> [EXERCISE INPUT]:

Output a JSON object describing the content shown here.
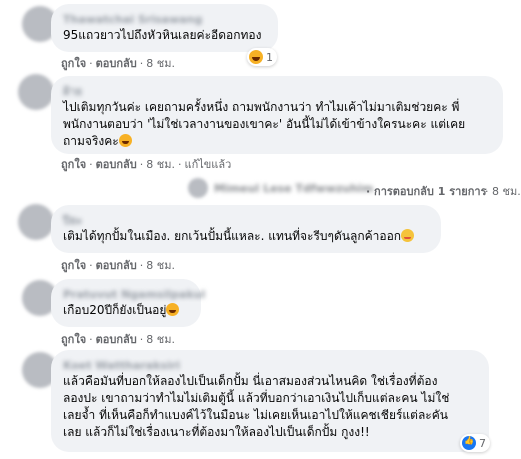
{
  "actions": {
    "like": "ถูกใจ",
    "reply": "ตอบกลับ",
    "edited": "แก้ไขแล้ว",
    "dot": "·"
  },
  "comments": [
    {
      "name": "Thawatchai Srisawang",
      "text_lines": [
        "95แถวยาวไปถึงหัวหินเลยค่ะอีดอกทอง"
      ],
      "time": "8 ชม.",
      "reaction": {
        "icon": "haha-emoji-icon",
        "count": "1"
      }
    },
    {
      "name": "ฝ้าย",
      "text_lines": [
        "ไปเติมทุกวันค่ะ เคยถามครั้งหนึ่ง ถามพนักงานว่า ทำไมเค้าไม่มาเติมช่วยคะ พี่",
        "พนักงานตอบว่า 'ไม่ใช่เวลางานของเขาคะ' อันนี้ไม่ได้เข้าข้างใครนะคะ แต่เคย",
        "ถามจริงคะ"
      ],
      "time": "8 ชม.",
      "edited": true
    },
    {
      "name": "ปิยะ",
      "text_lines": [
        "เติมได้ทุกปั้มในเมือง. ยกเว้นปั้มนี้แหละ. แทนที่จะรีบๆดันลูกค้าออก"
      ],
      "time": "8 ชม."
    },
    {
      "name": "Pratuvut Ngamsilpakul",
      "text_lines": [
        "เกือบ20ปีก็ยังเป็นอยู่"
      ],
      "time": "8 ชม."
    },
    {
      "name": "Koet Wattharaksiri",
      "text_lines": [
        "แล้วคือมันที่บอกให้ลองไปเป็นเด็กปั้ม นี่เอาสมองส่วนไหนคิด ใช่เรื่องที่ต้อง",
        "ลองปะ เขาถามว่าทำไมไม่เติมตู้นี้ แล้วที่บอกว่าเอาเงินไปเก็บแต่ละคน ไม่ใช่",
        "เลยจ้ำ ที่เห็นคือก็ทำแบงค์ไว้ในมือนะ ไม่เคยเห็นเอาไปให้แคชเชียร์แต่ละคัน",
        "เลย แล้วก็ไม่ใช่เรื่องเนาะที่ต้องมาให้ลองไปเป็นเด็กปั้ม กูงง!!"
      ],
      "time": "8 ชม.",
      "reaction": {
        "icon": "like-reaction-icon",
        "count": "7"
      }
    }
  ],
  "reply_thread": {
    "name": "Mimeul Lese Tdfwwzuhim",
    "label": "การตอบกลับ 1 รายการ",
    "time": "8 ชม."
  }
}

> [EXERCISE OBJECTIVE]:
Quote the material in full and exactly; do not carry over its pictures.

> [ANSWER TO THE PROBLEM]:
Output a JSON object describing the content shown here.
{
  "actions": {
    "like": "ถูกใจ",
    "reply": "ตอบกลับ",
    "edited": "แก้ไขแล้ว",
    "dot": "·"
  },
  "comments": [
    {
      "name": "Thawatchai Srisawang",
      "text_lines": [
        "95แถวยาวไปถึงหัวหินเลยค่ะอีดอกทอง"
      ],
      "time": "8 ชม.",
      "reaction": {
        "icon": "haha-emoji-icon",
        "count": "1"
      }
    },
    {
      "name": "ฝ้าย",
      "text_lines": [
        "ไปเติมทุกวันค่ะ เคยถามครั้งหนึ่ง ถามพนักงานว่า ทำไมเค้าไม่มาเติมช่วยคะ พี่",
        "พนักงานตอบว่า 'ไม่ใช่เวลางานของเขาคะ' อันนี้ไม่ได้เข้าข้างใครนะคะ แต่เคย",
        "ถามจริงคะ"
      ],
      "time": "8 ชม.",
      "edited": true
    },
    {
      "name": "ปิยะ",
      "text_lines": [
        "เติมได้ทุกปั้มในเมือง. ยกเว้นปั้มนี้แหละ. แทนที่จะรีบๆดันลูกค้าออก"
      ],
      "time": "8 ชม."
    },
    {
      "name": "Pratuvut Ngamsilpakul",
      "text_lines": [
        "เกือบ20ปีก็ยังเป็นอยู่"
      ],
      "time": "8 ชม."
    },
    {
      "name": "Koet Wattharaksiri",
      "text_lines": [
        "แล้วคือมันที่บอกให้ลองไปเป็นเด็กปั้ม นี่เอาสมองส่วนไหนคิด ใช่เรื่องที่ต้อง",
        "ลองปะ เขาถามว่าทำไมไม่เติมตู้นี้ แล้วที่บอกว่าเอาเงินไปเก็บแต่ละคน ไม่ใช่",
        "เลยจ้ำ ที่เห็นคือก็ทำแบงค์ไว้ในมือนะ ไม่เคยเห็นเอาไปให้แคชเชียร์แต่ละคัน",
        "เลย แล้วก็ไม่ใช่เรื่องเนาะที่ต้องมาให้ลองไปเป็นเด็กปั้ม กูงง!!"
      ],
      "time": "8 ชม.",
      "reaction": {
        "icon": "like-reaction-icon",
        "count": "7"
      }
    }
  ],
  "reply_thread": {
    "name": "Mimeul Lese Tdfwwzuhim",
    "label": "การตอบกลับ 1 รายการ",
    "time": "8 ชม."
  }
}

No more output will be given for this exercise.